- Do this -
Look at the entries below and reproduce them exactly.

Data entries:
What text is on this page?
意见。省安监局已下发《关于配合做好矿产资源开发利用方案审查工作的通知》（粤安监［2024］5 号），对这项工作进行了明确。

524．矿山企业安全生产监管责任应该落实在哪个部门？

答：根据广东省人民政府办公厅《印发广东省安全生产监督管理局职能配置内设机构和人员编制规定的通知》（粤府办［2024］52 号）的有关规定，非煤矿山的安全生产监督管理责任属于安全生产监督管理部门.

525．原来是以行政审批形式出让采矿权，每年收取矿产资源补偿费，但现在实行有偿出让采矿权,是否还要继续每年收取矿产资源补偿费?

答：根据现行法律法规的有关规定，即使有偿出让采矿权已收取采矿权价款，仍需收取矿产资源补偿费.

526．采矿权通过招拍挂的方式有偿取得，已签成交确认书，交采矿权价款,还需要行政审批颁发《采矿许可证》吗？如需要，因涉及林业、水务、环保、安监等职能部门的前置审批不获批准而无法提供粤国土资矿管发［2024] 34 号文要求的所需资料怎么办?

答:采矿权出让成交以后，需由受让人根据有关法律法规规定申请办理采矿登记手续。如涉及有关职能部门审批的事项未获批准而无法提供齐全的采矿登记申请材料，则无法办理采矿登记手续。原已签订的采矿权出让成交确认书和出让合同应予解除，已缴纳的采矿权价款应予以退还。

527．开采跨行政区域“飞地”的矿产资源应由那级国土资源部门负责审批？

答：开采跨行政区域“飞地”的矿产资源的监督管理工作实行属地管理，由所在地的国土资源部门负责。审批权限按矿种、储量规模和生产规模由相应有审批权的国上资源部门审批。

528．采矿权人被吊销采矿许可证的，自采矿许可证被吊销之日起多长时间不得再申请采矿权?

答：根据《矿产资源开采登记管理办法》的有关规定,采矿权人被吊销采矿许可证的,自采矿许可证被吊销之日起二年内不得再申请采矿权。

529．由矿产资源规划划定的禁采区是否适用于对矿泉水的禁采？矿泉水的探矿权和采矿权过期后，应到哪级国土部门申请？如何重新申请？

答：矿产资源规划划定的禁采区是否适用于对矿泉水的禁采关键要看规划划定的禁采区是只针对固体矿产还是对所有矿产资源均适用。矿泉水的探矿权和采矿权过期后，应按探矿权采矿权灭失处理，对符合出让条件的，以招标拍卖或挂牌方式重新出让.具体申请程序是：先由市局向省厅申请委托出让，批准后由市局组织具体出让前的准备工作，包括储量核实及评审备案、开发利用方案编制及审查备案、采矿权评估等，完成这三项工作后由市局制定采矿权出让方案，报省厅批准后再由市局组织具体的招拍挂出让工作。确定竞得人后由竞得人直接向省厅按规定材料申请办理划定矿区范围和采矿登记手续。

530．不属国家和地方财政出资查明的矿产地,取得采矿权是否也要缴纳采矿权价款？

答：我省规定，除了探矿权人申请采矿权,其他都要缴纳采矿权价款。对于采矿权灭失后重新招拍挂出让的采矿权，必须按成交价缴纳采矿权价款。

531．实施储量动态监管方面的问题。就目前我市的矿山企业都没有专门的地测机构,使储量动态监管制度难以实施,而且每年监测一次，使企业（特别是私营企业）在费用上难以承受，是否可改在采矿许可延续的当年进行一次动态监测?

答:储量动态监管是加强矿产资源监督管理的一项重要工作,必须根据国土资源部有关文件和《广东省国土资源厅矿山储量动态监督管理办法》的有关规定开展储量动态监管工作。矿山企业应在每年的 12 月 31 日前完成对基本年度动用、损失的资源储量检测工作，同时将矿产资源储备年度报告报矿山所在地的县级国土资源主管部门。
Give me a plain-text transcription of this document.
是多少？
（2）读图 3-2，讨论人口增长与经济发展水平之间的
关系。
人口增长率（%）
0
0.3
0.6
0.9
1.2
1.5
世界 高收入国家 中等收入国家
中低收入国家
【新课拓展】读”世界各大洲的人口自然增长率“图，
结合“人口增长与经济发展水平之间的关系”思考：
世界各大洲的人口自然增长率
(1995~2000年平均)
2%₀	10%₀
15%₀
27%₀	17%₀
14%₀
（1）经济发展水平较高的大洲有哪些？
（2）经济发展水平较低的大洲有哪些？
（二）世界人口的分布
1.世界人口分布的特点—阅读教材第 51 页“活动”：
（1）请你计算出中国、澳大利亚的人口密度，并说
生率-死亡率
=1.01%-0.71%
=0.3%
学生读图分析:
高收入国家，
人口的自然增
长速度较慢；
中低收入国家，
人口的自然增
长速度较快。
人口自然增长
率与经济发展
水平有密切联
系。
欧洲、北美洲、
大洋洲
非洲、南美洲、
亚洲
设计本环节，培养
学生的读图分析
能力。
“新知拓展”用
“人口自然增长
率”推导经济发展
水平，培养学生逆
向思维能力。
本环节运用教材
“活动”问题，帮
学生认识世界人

- Correct result -
What text is on this page?
意见。省安监局已下发《关于配合做好矿产资源开发利用方案审查工作的通知》（粤安监［2024］5 号），对这项工作进行了明确。

524．矿山企业安全生产监管责任应该落实在哪个部门？

答：根据广东省人民政府办公厅《印发广东省安全生产监督管理局职能配置内设机构和人员编制规定的通知》（粤府办［2024］52 号）的有关规定，非煤矿山的安全生产监督管理责任属于安全生产监督管理部门.

525．原来是以行政审批形式出让采矿权，每年收取矿产资源补偿费，但现在实行有偿出让采矿权,是否还要继续每年收取矿产资源补偿费?

答：根据现行法律法规的有关规定，即使有偿出让采矿权已收取采矿权价款，仍需收取矿产资源补偿费.

526．采矿权通过招拍挂的方式有偿取得，已签成交确认书，交采矿权价款,还需要行政审批颁发《采矿许可证》吗？如需要，因涉及林业、水务、环保、安监等职能部门的前置审批不获批准而无法提供粤国土资矿管发［2024] 34 号文要求的所需资料怎么办?

答:采矿权出让成交以后，需由受让人根据有关法律法规规定申请办理采矿登记手续。如涉及有关职能部门审批的事项未获批准而无法提供齐全的采矿登记申请材料，则无法办理采矿登记手续。原已签订的采矿权出让成交确认书和出让合同应予解除，已缴纳的采矿权价款应予以退还。

527．开采跨行政区域“飞地”的矿产资源应由那级国土资源部门负责审批？

答：开采跨行政区域“飞地”的矿产资源的监督管理工作实行属地管理，由所在地的国土资源部门负责。审批权限按矿种、储量规模和生产规模由相应有审批权的国上资源部门审批。

528．采矿权人被吊销采矿许可证的，自采矿许可证被吊销之日起多长时间不得再申请采矿权?

答：根据《矿产资源开采登记管理办法》的有关规定,采矿权人被吊销采矿许可证的,自采矿许可证被吊销之日起二年内不得再申请采矿权。

529．由矿产资源规划划定的禁采区是否适用于对矿泉水的禁采？矿泉水的探矿权和采矿权过期后，应到哪级国土部门申请？如何重新申请？

答：矿产资源规划划定的禁采区是否适用于对矿泉水的禁采关键要看规划划定的禁采区是只针对固体矿产还是对所有矿产资源均适用。矿泉水的探矿权和采矿权过期后，应按探矿权采矿权灭失处理，对符合出让条件的，以招标拍卖或挂牌方式重新出让.具体申请程序是：先由市局向省厅申请委托出让，批准后由市局组织具体出让前的准备工作，包括储量核实及评审备案、开发利用方案编制及审查备案、采矿权评估等，完成这三项工作后由市局制定采矿权出让方案，报省厅批准后再由市局组织具体的招拍挂出让工作。确定竞得人后由竞得人直接向省厅按规定材料申请办理划定矿区范围和采矿登记手续。

530．不属国家和地方财政出资查明的矿产地,取得采矿权是否也要缴纳采矿权价款？

答：我省规定，除了探矿权人申请采矿权,其他都要缴纳采矿权价款。对于采矿权灭失后重新招拍挂出让的采矿权，必须按成交价缴纳采矿权价款。

531．实施储量动态监管方面的问题。就目前我市的矿山企业都没有专门的地测机构,使储量动态监管制度难以实施,而且每年监测一次，使企业（特别是私营企业）在费用上难以承受，是否可改在采矿许可延续的当年进行一次动态监测?

答:储量动态监管是加强矿产资源监督管理的一项重要工作,必须根据国土资源部有关文件和《广东省国土资源厅矿山储量动态监督管理办法》的有关规定开展储量动态监管工作。矿山企业应在每年的 12 月 31 日前完成对基本年度动用、损失的资源储量检测工作，同时将矿产资源储备年度报告报矿山所在地的县级国土资源主管部门。
Give me a plain-text transcription of this document.
是多少？
（2）读图 3-2，讨论人口增长与经济发展水平之间的
关系。
人口增长率（%）
0
0.3
0.6
0.9
1.2
1.5
世界 高收入国家 中等收入国家
中低收入国家
【新课拓展】读”世界各大洲的人口自然增长率“图，
结合“人口增长与经济发展水平之间的关系”思考：
世界各大洲的人口自然增长率
(1995~2000年平均)
2%₀	10%₀
15%₀
27%₀	17%₀
14%₀
（1）经济发展水平较高的大洲有哪些？
（2）经济发展水平较低的大洲有哪些？
（二）世界人口的分布
1.世界人口分布的特点—阅读教材第 51 页“活动”：
（1）请你计算出中国、澳大利亚的人口密度，并说
生率-死亡率
=1.01%-0.71%
=0.3%
学生读图分析:
高收入国家，
人口的自然增
长速度较慢；
中低收入国家，
人口的自然增
长速度较快。
人口自然增长
率与经济发展
水平有密切联
系。
欧洲、北美洲、
大洋洲
非洲、南美洲、
亚洲
设计本环节，培养
学生的读图分析
能力。
“新知拓展”用
“人口自然增长
率”推导经济发展
水平，培养学生逆
向思维能力。
本环节运用教材
“活动”问题，帮
学生认识世界人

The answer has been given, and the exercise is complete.